### Exercise objective:
What number of lines contain the word "Alternative"? Reply with the number and nothing else.

Stored entries
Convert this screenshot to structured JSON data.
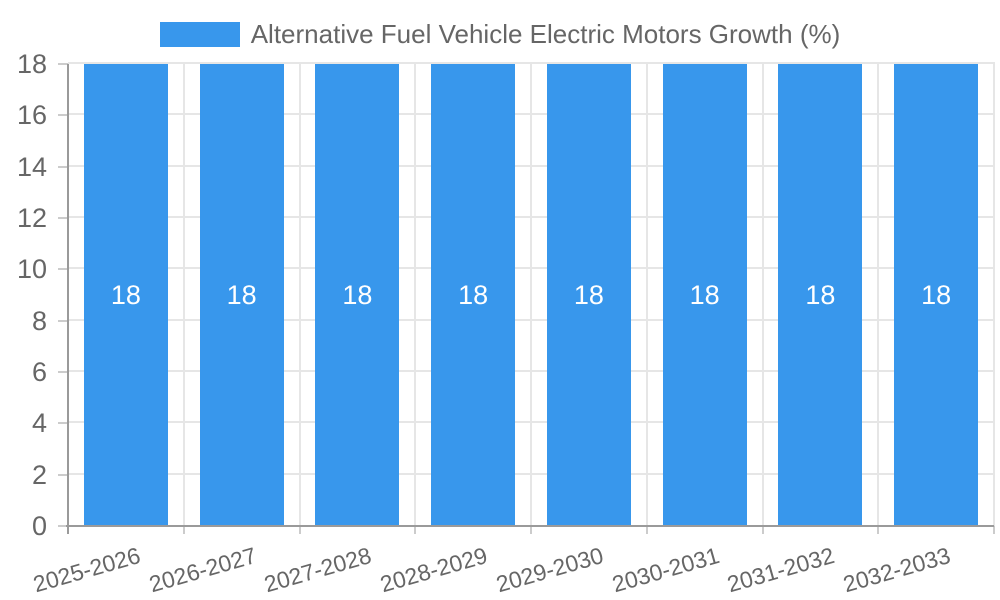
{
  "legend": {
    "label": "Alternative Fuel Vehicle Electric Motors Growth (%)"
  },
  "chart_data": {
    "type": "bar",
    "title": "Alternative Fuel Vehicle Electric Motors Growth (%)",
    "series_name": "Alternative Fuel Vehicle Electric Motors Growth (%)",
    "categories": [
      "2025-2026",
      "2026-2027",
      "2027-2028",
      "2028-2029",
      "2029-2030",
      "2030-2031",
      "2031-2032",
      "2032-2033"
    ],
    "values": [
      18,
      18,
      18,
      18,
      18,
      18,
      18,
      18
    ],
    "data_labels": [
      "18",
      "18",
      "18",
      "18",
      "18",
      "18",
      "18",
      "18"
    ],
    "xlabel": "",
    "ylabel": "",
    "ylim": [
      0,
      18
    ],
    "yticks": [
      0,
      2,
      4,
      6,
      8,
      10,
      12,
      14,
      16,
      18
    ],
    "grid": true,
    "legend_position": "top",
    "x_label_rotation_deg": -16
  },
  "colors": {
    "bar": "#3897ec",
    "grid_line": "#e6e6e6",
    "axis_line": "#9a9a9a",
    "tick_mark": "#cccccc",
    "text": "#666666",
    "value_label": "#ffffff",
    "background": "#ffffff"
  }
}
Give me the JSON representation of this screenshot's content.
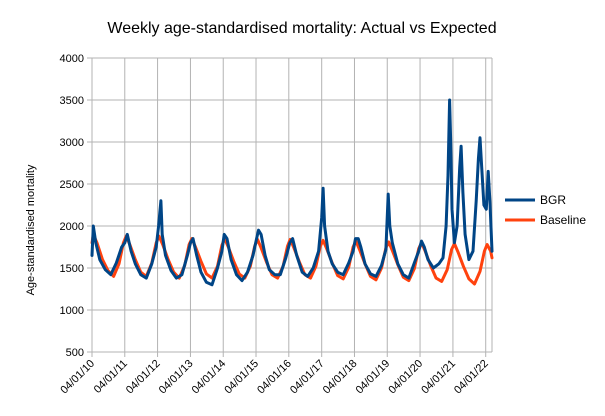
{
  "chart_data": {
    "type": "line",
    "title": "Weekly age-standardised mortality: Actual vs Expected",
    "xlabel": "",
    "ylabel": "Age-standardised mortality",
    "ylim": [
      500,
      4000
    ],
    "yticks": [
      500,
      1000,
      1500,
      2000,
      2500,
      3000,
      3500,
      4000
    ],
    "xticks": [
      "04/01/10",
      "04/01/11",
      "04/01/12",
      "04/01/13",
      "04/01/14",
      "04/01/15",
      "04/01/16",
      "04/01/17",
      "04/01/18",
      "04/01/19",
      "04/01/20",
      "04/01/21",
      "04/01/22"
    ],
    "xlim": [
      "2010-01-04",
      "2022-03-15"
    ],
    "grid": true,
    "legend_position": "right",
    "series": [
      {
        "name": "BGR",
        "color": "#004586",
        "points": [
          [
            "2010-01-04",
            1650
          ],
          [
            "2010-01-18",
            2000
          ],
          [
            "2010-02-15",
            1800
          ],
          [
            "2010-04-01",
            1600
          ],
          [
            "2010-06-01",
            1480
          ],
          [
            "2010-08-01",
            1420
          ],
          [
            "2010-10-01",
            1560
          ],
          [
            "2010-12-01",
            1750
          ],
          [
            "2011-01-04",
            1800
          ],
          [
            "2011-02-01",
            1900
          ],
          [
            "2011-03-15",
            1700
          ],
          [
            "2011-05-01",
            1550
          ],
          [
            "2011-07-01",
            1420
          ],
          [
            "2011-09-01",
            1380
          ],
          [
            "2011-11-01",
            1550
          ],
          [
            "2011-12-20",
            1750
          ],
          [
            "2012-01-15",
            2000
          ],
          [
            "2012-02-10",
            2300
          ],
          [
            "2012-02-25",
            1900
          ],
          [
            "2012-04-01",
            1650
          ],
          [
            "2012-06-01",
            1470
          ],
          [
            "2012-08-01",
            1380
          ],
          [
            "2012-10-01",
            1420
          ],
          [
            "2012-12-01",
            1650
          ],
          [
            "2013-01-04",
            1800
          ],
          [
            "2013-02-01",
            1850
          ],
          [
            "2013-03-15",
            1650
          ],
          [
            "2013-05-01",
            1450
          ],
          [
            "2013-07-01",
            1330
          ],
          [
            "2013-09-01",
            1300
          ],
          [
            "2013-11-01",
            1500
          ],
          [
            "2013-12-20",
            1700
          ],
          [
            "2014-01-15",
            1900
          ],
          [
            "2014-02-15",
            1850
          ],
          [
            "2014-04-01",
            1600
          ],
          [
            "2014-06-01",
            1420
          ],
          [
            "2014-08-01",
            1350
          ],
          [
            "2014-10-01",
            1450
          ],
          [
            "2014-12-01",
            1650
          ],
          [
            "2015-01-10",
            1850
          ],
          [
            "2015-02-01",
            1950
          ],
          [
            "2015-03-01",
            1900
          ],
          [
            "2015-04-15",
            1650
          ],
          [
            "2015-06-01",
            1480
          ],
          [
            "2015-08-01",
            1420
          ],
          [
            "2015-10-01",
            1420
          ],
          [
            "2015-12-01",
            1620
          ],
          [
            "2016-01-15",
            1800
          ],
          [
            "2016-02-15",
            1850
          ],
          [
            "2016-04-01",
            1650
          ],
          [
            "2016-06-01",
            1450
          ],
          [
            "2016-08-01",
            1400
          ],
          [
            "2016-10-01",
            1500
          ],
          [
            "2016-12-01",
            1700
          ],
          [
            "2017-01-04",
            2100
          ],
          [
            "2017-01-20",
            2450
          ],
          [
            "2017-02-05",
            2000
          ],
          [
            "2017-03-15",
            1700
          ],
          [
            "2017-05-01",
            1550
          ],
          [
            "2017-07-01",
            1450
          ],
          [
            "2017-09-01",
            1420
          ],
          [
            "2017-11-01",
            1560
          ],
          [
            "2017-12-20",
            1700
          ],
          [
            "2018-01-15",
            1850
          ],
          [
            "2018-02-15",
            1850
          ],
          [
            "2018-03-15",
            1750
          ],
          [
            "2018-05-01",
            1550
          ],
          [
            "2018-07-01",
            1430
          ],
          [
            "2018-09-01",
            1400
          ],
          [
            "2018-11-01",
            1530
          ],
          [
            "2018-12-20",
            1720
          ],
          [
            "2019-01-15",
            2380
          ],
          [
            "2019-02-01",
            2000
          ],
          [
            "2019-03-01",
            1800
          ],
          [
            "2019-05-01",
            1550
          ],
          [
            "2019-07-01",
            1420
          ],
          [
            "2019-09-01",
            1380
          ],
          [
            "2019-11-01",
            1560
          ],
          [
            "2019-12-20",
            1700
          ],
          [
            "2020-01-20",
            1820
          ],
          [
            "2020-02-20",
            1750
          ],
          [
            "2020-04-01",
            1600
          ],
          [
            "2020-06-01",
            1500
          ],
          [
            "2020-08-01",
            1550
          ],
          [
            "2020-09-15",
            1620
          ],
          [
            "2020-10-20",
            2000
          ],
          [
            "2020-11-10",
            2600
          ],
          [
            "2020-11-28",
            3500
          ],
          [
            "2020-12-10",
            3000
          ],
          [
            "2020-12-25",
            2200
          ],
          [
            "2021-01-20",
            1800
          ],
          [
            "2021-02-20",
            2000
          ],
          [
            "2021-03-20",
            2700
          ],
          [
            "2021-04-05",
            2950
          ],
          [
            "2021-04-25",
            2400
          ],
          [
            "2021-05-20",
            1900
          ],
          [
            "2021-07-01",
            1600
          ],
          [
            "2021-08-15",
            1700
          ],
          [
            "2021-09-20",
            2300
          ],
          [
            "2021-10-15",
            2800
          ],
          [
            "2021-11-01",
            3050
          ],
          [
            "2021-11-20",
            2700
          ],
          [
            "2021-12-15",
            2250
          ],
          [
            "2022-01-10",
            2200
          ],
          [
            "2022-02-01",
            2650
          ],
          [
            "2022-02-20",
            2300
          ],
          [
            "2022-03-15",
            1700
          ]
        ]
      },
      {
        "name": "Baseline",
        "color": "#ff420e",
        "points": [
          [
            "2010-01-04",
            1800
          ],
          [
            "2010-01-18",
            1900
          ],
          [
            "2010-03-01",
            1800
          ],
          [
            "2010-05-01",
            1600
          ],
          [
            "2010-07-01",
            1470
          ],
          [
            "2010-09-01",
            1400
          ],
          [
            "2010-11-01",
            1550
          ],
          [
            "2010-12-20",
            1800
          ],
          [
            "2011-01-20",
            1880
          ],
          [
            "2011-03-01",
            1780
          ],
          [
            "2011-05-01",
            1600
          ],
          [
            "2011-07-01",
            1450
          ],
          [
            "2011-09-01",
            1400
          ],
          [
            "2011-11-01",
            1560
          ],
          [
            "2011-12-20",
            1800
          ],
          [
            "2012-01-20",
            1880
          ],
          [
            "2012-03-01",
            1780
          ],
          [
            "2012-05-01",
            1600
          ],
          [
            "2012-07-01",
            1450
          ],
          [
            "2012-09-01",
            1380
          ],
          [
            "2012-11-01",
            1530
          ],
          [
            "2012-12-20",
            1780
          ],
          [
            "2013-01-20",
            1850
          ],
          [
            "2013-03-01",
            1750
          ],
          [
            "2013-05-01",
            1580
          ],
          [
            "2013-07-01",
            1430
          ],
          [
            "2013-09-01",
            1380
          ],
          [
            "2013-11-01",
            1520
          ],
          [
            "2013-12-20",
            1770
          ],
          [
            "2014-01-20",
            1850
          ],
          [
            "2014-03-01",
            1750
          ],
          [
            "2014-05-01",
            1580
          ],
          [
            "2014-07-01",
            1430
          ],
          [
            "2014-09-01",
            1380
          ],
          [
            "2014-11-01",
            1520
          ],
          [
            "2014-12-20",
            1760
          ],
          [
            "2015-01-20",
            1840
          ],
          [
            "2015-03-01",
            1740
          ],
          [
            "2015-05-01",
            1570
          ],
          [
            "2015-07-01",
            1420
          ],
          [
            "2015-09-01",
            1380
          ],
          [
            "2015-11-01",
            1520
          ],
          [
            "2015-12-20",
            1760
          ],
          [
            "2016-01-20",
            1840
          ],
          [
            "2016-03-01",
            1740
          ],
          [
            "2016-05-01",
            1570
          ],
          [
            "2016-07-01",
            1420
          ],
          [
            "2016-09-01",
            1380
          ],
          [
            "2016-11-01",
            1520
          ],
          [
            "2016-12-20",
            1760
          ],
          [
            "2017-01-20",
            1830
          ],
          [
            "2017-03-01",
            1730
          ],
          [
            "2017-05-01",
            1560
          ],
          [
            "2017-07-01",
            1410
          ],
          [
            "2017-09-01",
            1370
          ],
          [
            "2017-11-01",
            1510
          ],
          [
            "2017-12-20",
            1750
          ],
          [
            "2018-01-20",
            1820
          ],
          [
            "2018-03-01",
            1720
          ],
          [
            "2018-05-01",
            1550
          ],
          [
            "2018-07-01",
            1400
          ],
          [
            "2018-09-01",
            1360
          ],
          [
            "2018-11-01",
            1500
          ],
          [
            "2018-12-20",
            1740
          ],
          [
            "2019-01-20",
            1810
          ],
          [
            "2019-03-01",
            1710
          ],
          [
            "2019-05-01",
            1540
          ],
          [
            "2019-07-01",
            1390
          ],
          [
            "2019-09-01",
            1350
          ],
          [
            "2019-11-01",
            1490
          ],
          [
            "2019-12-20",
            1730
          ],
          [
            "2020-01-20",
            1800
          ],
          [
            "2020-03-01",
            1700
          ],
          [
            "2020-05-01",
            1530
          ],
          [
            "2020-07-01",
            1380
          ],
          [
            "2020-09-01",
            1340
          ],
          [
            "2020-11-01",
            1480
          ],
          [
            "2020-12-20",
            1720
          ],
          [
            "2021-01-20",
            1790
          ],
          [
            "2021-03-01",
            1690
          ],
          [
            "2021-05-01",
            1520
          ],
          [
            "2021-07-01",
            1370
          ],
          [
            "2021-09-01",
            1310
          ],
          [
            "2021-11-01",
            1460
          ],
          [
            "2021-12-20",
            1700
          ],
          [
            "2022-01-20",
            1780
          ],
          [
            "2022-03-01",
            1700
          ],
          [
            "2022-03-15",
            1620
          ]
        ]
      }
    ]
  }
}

### Reply:
3